**Data to process**
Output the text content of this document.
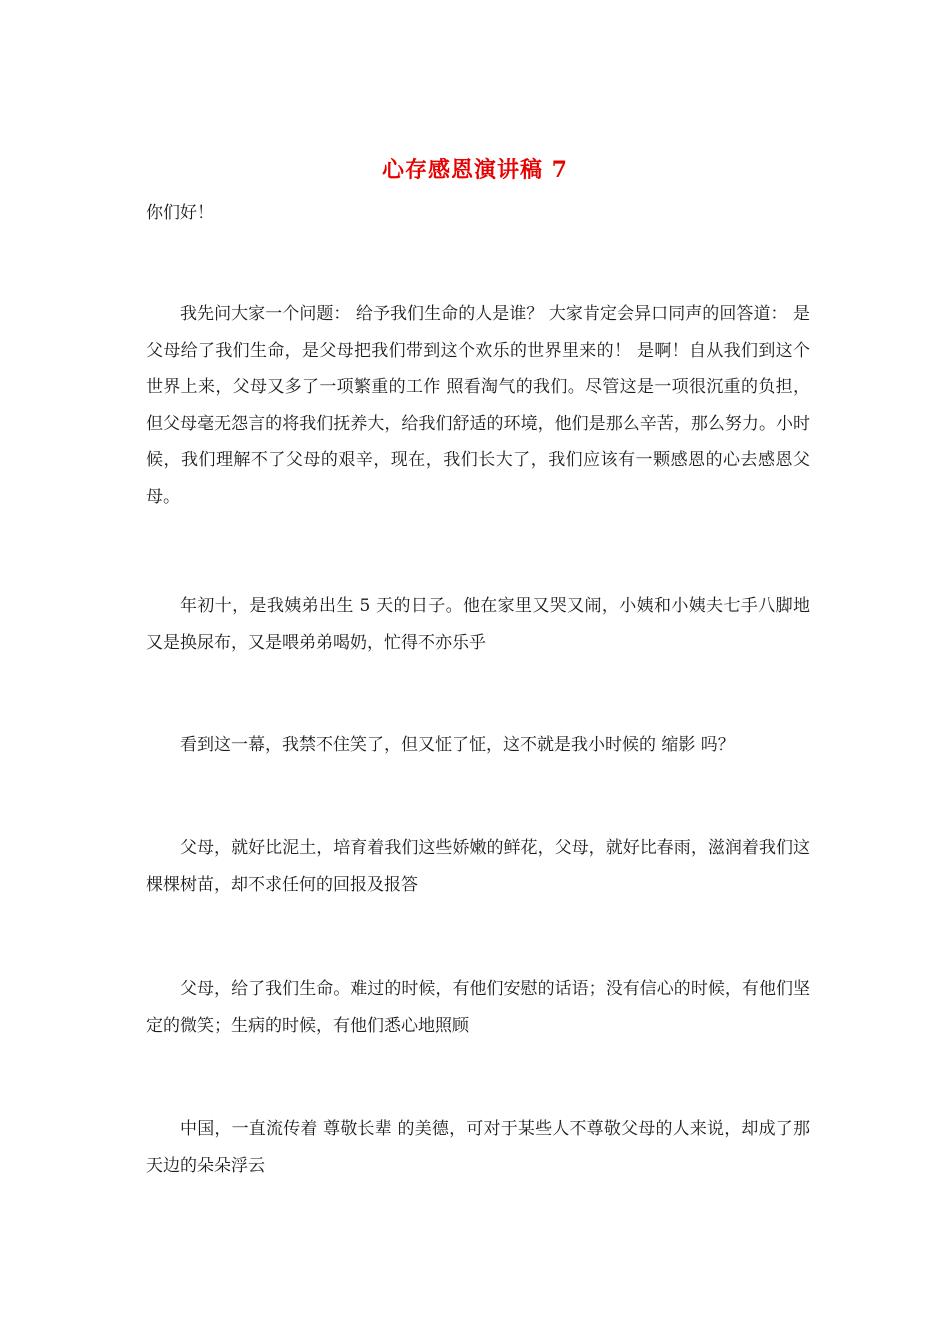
心存感恩演讲稿 7
你们好！

我先问大家一个问题： 给予我们生命的人是谁？ 大家肯定会异口同声的回答道： 是父母给了我们生命，是父母把我们带到这个欢乐的世界里来的！ 是啊！自从我们到这个世界上来，父母又多了一项繁重的工作 照看淘气的我们。尽管这是一项很沉重的负担，但父母毫无怨言的将我们抚养大，给我们舒适的环境，他们是那么辛苦，那么努力。小时候，我们理解不了父母的艰辛，现在，我们长大了，我们应该有一颗感恩的心去感恩父母。

年初十，是我姨弟出生 5 天的日子。他在家里又哭又闹，小姨和小姨夫七手八脚地又是换尿布，又是喂弟弟喝奶，忙得不亦乐乎

看到这一幕，我禁不住笑了，但又怔了怔，这不就是我小时候的 缩影 吗？

父母，就好比泥土，培育着我们这些娇嫩的鲜花，父母，就好比春雨，滋润着我们这棵棵树苗，却不求任何的回报及报答

父母，给了我们生命。难过的时候，有他们安慰的话语；没有信心的时候，有他们坚定的微笑；生病的时候，有他们悉心地照顾

中国，一直流传着 尊敬长辈 的美德，可对于某些人不尊敬父母的人来说，却成了那天边的朵朵浮云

**Work to complete**
Retype each line of the listing above word for word. Exclude the pictures.

**Exercise result**
Output the text content of this document.
心存感恩演讲稿 7
你们好！

我先问大家一个问题： 给予我们生命的人是谁？ 大家肯定会异口同声的回答道： 是父母给了我们生命，是父母把我们带到这个欢乐的世界里来的！ 是啊！自从我们到这个世界上来，父母又多了一项繁重的工作 照看淘气的我们。尽管这是一项很沉重的负担，但父母毫无怨言的将我们抚养大，给我们舒适的环境，他们是那么辛苦，那么努力。小时候，我们理解不了父母的艰辛，现在，我们长大了，我们应该有一颗感恩的心去感恩父母。

年初十，是我姨弟出生 5 天的日子。他在家里又哭又闹，小姨和小姨夫七手八脚地又是换尿布，又是喂弟弟喝奶，忙得不亦乐乎

看到这一幕，我禁不住笑了，但又怔了怔，这不就是我小时候的 缩影 吗？

父母，就好比泥土，培育着我们这些娇嫩的鲜花，父母，就好比春雨，滋润着我们这棵棵树苗，却不求任何的回报及报答

父母，给了我们生命。难过的时候，有他们安慰的话语；没有信心的时候，有他们坚定的微笑；生病的时候，有他们悉心地照顾

中国，一直流传着 尊敬长辈 的美德，可对于某些人不尊敬父母的人来说，却成了那天边的朵朵浮云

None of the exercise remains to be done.